Texto fornecido
┏━━

Acórdão nº 0177/06 de Supremo Tribunal Administrativo (Portugal), 30 de Janeiro de 2007

Magistrado ResponsávelEDMUNDO MOSCOSO
Data da Resolução30 de Janeiro de 2007
EmissorSupremo Tribunal Administrativo (Portugal)

ACORDAM NA SECÇÃO DO CONTENCIOSO ADMINISTRATIVO DO STA (2ª Subsecção): 1 - A...

e outros, devidamente identificados nos autos, interpõem recurso jurisdicional do Acórdão do Tribunal Central Administrativo, de 30.06.2005 (fls. 699/724), que negou provimento ao recurso contencioso de anulação que dirigiram contra o despacho da SECRETÁRIA DE ESTADO DA SEGURANÇA SOCIAL, de 19 de Setembro de 2002, que deu por finda a Comissão de Serviço como Directores dos Centros Distritais do Instituto de Solidariedade e Segurança Social (ISSS).

Na respectiva alegação formularam as seguintes CONCLUSÕES: I - O Instituto da Solidariedade e Segurança Social (ISSS) é uma pessoa colectiva de direito público dotada de autonomia administrativa, financeira e patrimonial, com a natureza de Instituto Público, nos termos dos seus Estatutos, que integram o Decreto-Lei n° 316-A/2000, de 7/12.

II - Os 18 recorrentes foram nomeados pela tutela, por proposta do Conselho Directivo do Instituto de Solidariedade e Segurança Social, cada um deles, para director de um dos 18 Centros Distritais de Solidariedade e Segurança Social, tendo desempenhado essas funções zelosamente, cumprindo todas as orientações que lhes foram dadas sem que qualquer reparo alguma vez lhes tenha sido efectuado pelo referido Conselho Directivo do ISSS, pela autoridade recorrida ou, mesmo, pelo Ministro da Segurança Social e Trabalho.

III - Assim, em concreto, a autoridade recorrida não invocou qualquer facto, que fundamente a cessação das comissões de serviço dos recorrentes e que consubstancie o único fundamento invocado nos 18 despachos da autoridade recorrida, de cessação da comissão que estes tiverem conhecimento em 23/09/02, (à excepção da recorrente ..., que só teve conhecimento em 27/09/02); (...) necessidade decorrente de imprimir nova orientação à gestão dos serviços e de modificar as políticas a prosseguir (...).

┗━━

Linhas de dados
┏━━

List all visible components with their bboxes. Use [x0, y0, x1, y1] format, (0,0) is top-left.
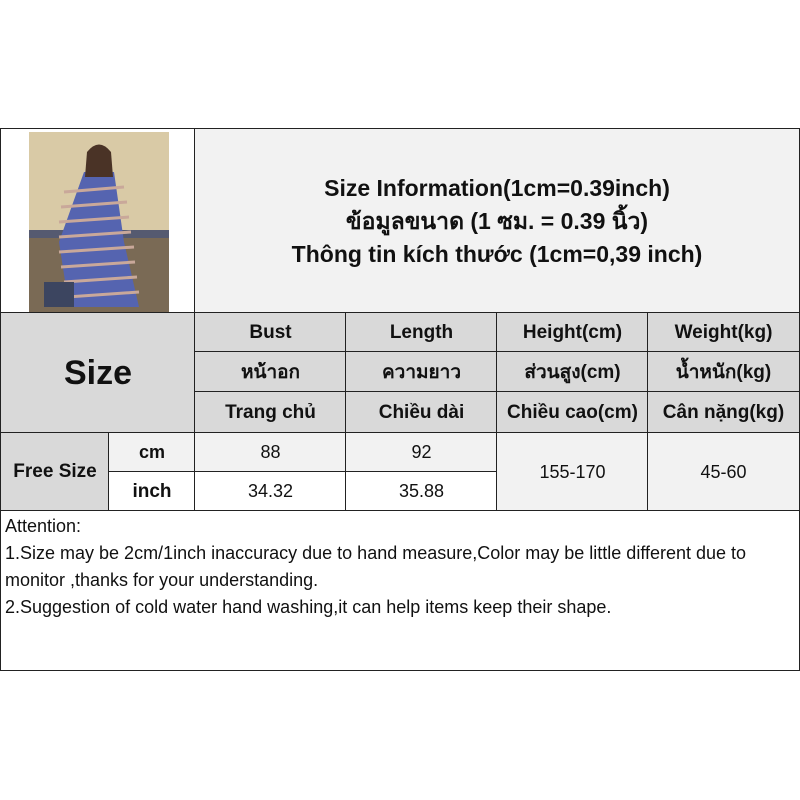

┗━━
┏━━

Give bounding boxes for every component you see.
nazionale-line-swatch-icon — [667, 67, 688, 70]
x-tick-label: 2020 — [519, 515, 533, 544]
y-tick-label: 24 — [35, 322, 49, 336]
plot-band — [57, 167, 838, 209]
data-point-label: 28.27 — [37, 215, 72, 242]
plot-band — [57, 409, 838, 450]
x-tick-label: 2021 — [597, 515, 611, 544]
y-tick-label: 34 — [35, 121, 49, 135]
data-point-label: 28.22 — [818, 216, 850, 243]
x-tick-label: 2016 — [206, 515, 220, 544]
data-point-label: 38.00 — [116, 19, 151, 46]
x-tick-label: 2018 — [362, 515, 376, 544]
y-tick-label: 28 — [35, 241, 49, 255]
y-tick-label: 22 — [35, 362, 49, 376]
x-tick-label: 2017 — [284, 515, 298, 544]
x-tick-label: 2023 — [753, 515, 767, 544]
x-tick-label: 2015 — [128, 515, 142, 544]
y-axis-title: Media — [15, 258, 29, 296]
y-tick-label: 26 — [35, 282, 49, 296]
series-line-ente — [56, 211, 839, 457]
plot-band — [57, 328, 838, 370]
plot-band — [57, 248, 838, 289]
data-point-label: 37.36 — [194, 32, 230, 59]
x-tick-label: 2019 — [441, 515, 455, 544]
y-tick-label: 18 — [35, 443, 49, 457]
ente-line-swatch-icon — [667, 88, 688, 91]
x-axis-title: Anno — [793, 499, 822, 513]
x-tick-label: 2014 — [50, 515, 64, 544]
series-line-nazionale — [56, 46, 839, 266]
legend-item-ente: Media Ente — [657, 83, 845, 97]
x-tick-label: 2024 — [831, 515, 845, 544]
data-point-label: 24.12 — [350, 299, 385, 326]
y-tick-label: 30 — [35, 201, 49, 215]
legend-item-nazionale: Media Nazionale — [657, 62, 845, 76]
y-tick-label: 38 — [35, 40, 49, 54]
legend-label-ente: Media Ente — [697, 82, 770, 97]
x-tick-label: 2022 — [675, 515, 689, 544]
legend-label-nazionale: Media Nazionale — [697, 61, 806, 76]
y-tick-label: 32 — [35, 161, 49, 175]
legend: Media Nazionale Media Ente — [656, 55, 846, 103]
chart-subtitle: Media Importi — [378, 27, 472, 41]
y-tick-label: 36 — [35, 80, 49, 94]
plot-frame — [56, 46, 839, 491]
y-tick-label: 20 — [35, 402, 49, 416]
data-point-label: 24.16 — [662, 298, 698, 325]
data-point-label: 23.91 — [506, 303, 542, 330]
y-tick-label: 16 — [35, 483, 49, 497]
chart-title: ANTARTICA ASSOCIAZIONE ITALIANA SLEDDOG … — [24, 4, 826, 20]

┗━━
┏━━

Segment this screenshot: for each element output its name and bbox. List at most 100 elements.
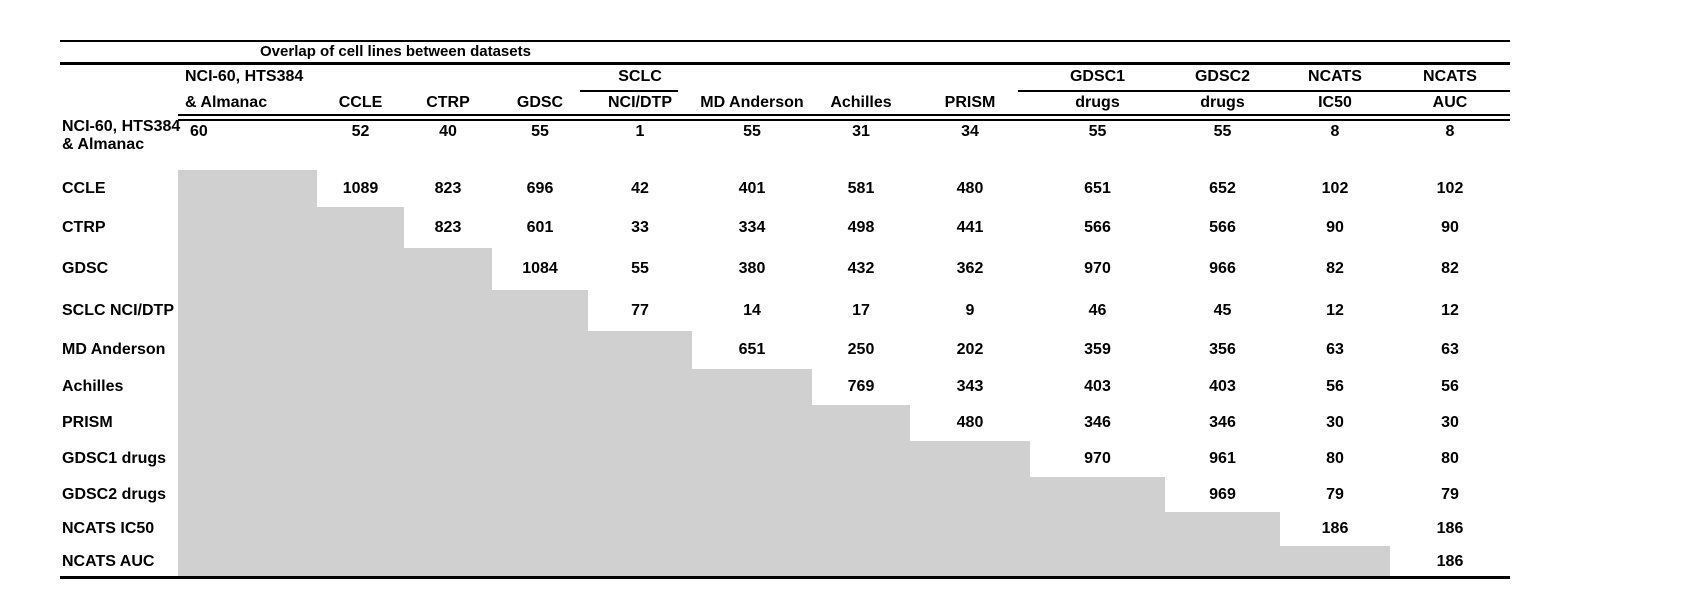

┗━━

Pedido
Copie do acórdão o trecho que começa em "e outros, devidamente" e segue até "Segurança Social (ISSS).", sem mudar nada.

Resultado
e outros, devidamente identificados nos autos, interpõem recurso jurisdicional do Acórdão do Tribunal Central Administrativo, de 30.06.2005 (fls. 699/724), que negou provimento ao recurso contencioso de anulação que dirigiram contra o despacho da SECRETÁRIA DE ESTADO DA SEGURANÇA SOCIAL, de 19 de Setembro de 2002, que deu por finda a Comissão de Serviço como Directores dos Centros Distritais do Instituto de Solidariedade e Segurança Social (ISSS).